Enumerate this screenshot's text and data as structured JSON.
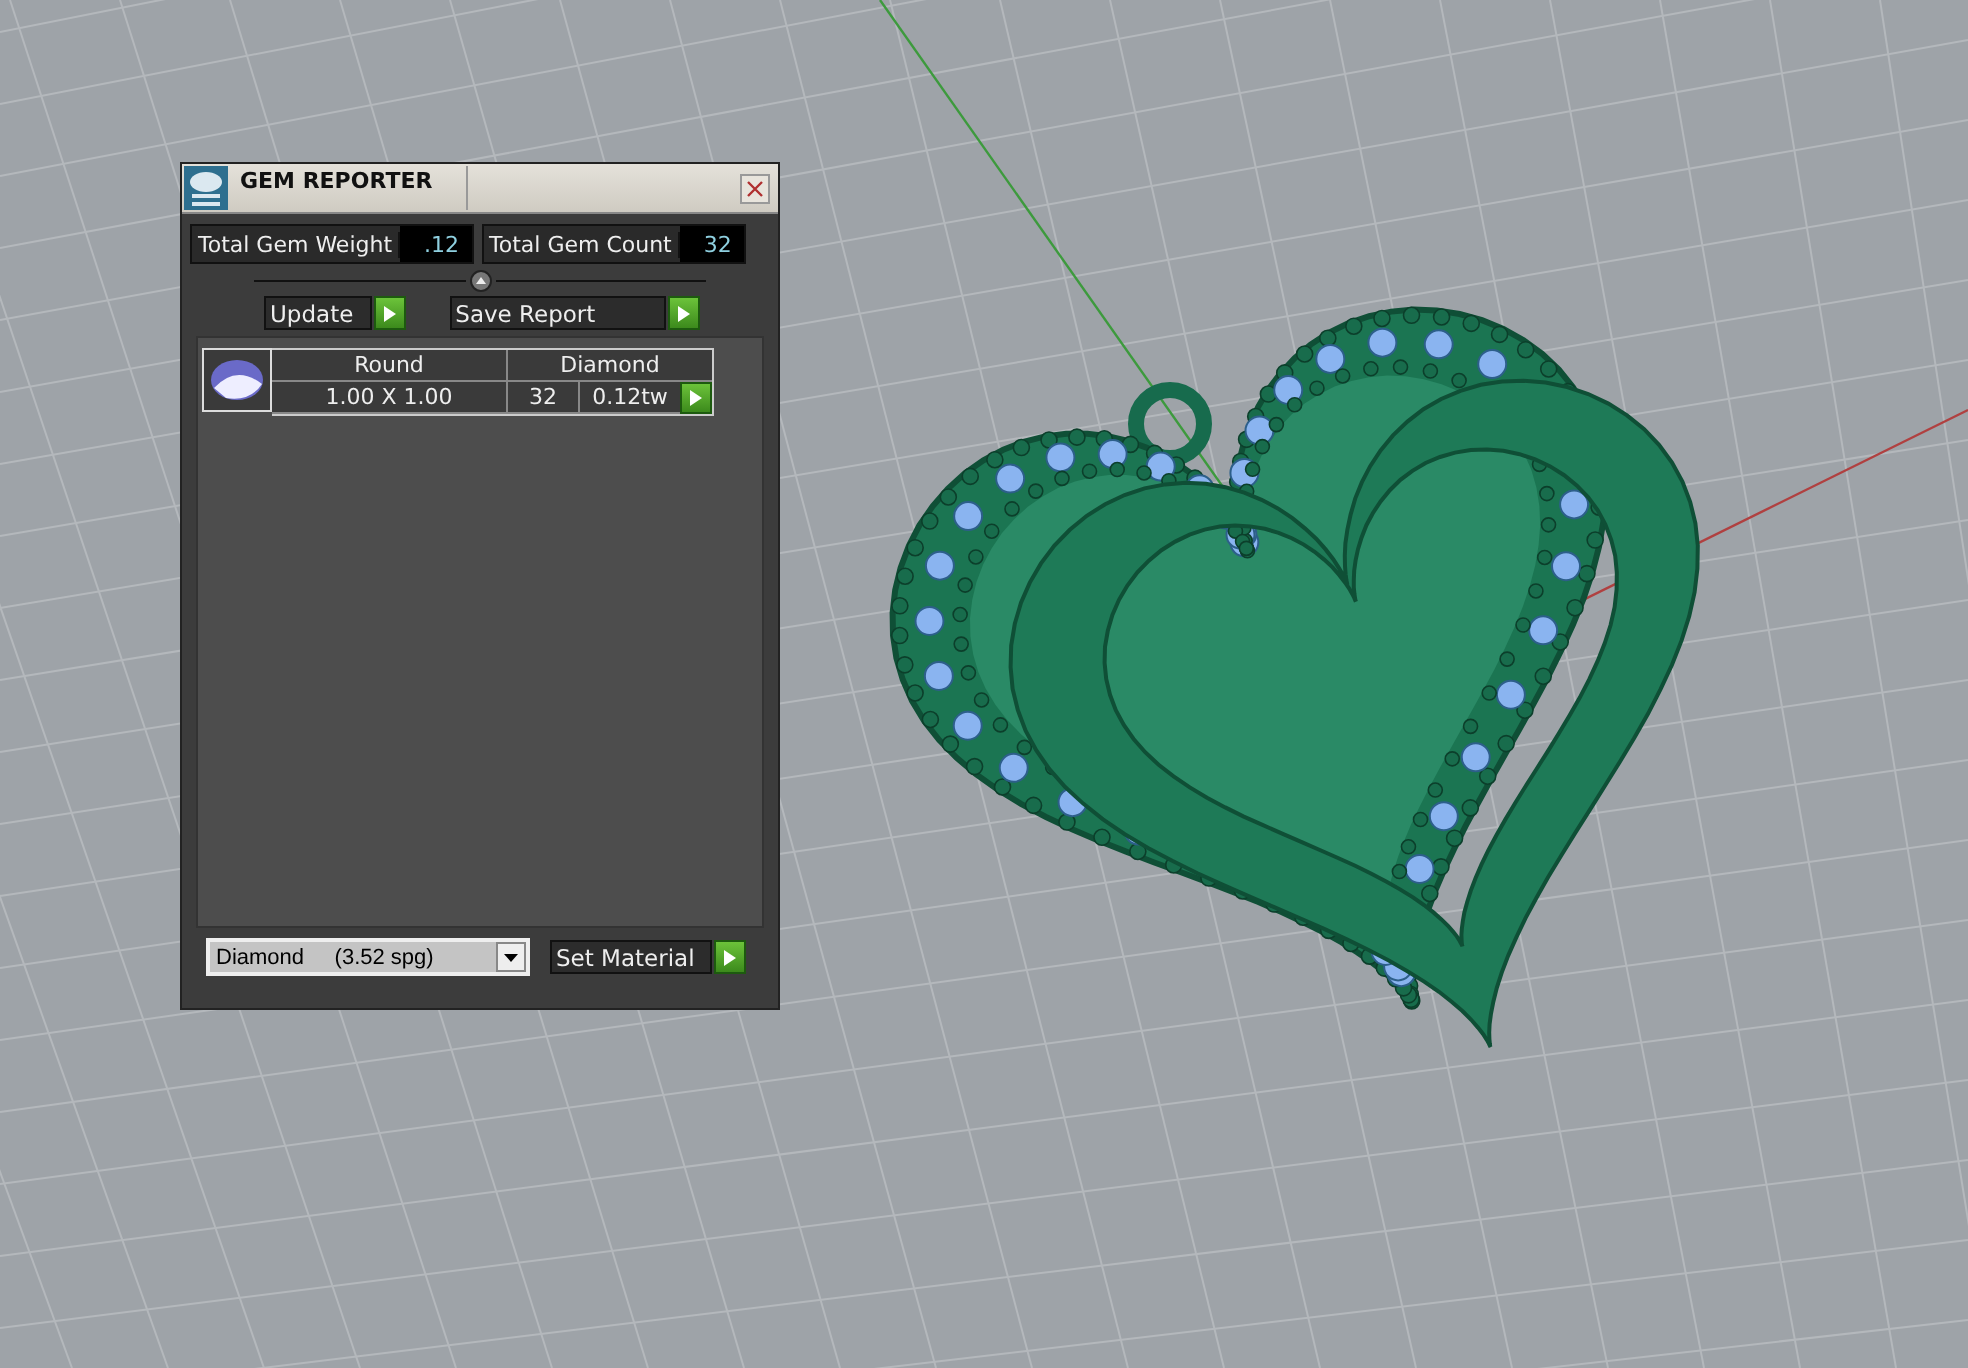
{
  "window": {
    "title": "GEM REPORTER"
  },
  "totals": [
    {
      "label": "Total Gem Weight",
      "value": ".12"
    },
    {
      "label": "Total Gem Count",
      "value": "32"
    }
  ],
  "buttons": [
    {
      "label": "Update"
    },
    {
      "label": "Save Report"
    }
  ],
  "gems": [
    {
      "shape": "Round",
      "material": "Diamond",
      "size": "1.00 X 1.00",
      "count": "32",
      "weight": "0.12tw"
    }
  ],
  "material_select": {
    "value": "Diamond     (3.52 spg)"
  },
  "set_button": {
    "label": "Set Material"
  }
}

========================

THE EXERCISE => Repeat the material above in full and unchanged, minus its images.

EXERCISE RESULT =>
Enumerate this screenshot's text and data as structured JSON.
{
  "window": {
    "title": "GEM REPORTER"
  },
  "totals": [
    {
      "label": "Total Gem Weight",
      "value": ".12"
    },
    {
      "label": "Total Gem Count",
      "value": "32"
    }
  ],
  "buttons": [
    {
      "label": "Update"
    },
    {
      "label": "Save Report"
    }
  ],
  "gems": [
    {
      "shape": "Round",
      "material": "Diamond",
      "size": "1.00 X 1.00",
      "count": "32",
      "weight": "0.12tw"
    }
  ],
  "material_select": {
    "value": "Diamond     (3.52 spg)"
  },
  "set_button": {
    "label": "Set Material"
  }
}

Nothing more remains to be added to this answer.